→ Text shown:
────────────────────

# Testors lacquer paints in the bottle



## machgo (Feb 10, 2010)

I'm working on a project and tried the Testors lacquer in the small bottles. The color is nice, but it seems to take a long time to cure. Days later, the paint has a tacky feeling. I thinned it with Gaia lacquer thinner at a ratio of 1 part paint to 2 parts thinner.

What is the recommended, or workable, ratio, and which thinner should I use?

Mr. Hobby and Gaia lacquers cure quite quickly when thinned with the Gaia thinner at the same ratio.

Any suggestions or insights appreciated. Thanks in advance!


----------



## Mark McGovern (Apr 25, 1999)

Machgo,

If you're referring to the small square bottles, the paint is oil, not lacquer based. Therefore, you'll want to thin the paint with mineral spirits. Lacquer thinner could be causing your problems.

Environmental factors can be holding up your drying time also. Is it very humid where you're painting? Is there much air circulation? Are you applying the paint in thick or thin coats, by spraying or hand brushing? Is it flat or gloss paint?

All thses things can affect how quickly the paint dries.


----------



## machgo (Feb 10, 2010)

Mark, These are the round bottles. They may be labeled "specialty lacquer." They are definitely not the square bottle enamels. 

Finish is gloss, airbrushed. Doesn't seem to be a difference if the coats are thin or thick--curing time is really long. I couldn't hazard a guess as to humidity, but temperature has been relatively consistent in the sixties (I'm spraying in a basement, so humidity could be a factor.) Air flow is relatively still (when I'm spraying) to none (after I close the windows, when I'm done painting for the day.)

────────────────────

→ Supplied data:
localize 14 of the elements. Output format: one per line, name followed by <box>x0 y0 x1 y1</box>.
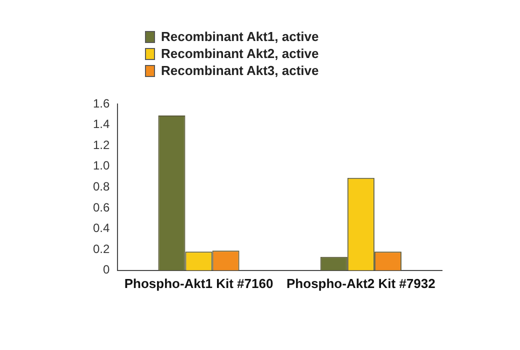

────────────────────

→ What is asked:
1 – Say whether each statement below agrees with the thread on Testors lacquer paints. Answer yes or no, and quote the words of the thread that decide it.
(a) The Testors paint was thinned at 1 part paint to 2 parts thinner.
(b) According to Mark McGovern, the paint in the small square bottles is lacquer based.
(c) The windows are closed while the paint is being sprayed.
2 – Carry on the thread about Testors lacquer paints from the point where it stops.

→ Expected answers:
1 –
(a) Yes: "I thinned it with Gaia lacquer thinner at a ratio of 1 part paint to 2 parts thinner."
(b) No: "the paint is oil, not lacquer based."
(c) No: "after I close the windows, when I'm done painting for the day."

2 –
Thanks for the reply!


----------



## Mark McGovern (Apr 25, 1999)

Machgo,

Yeah, come to think of it I have seen those. I use hardware store lacquer thinner with Testors clear Dull and Gloss lacquers, so I would think that type of solvent would work the specialty paints. They may have their own thinner - have you checked the paint bottles?

Since you're airbrushing a gloss finish, I have to assume you don't want much airflow around your model. You're not going to want dust and debris getting into the sticky paint. And if the basement is humid, that could be keeping the paint from drying. It might help the paint to dry faster if you brought the covered model upstairs. No dust, less moisture that way.


----------



## djnick66 (May 2, 2008)

Testors makes some lacquer car colors in jars, similar to the Model Master line.

I thin those with Testors lacquer thinner. If in doubt it is always best to thin a brand of paint with its own proprietary thinner. I do know the Testors lacquers are straight lacquers and not the plastic safe synthetic lacquers like Gunze or Tamiya's spray can lacquers. That could be a problem with the Gaia thinner if it is similar to the Tamiya and Gunze synthetic, plastic safe lacquer thinners.

It may be you are thinning the paint too much and breaking down the binder. I never thin anything more than 50/50. Usually I spray at a mix closer to 75/25 paint to thinner ratio

I have used the Testors lacquers and have not noticed any prolonged drying times, although I do not use them much or for large things.


----------



## John P (Sep 1, 1999)

While I've used hardware store lacquer thinner for years to lean my brushes and airbrush, and occasionally to thin airbrushed paints (when I run out of AB thinner), my hardware store recently changed brands of lacquer thinner. Now when I use it in the airbrush, it causes the paint to clump! So, great, now I'm spending more money on smaller cans of Testors brand all-purpose thinner. Oh well.


----------



## djnick66 (May 2, 2008)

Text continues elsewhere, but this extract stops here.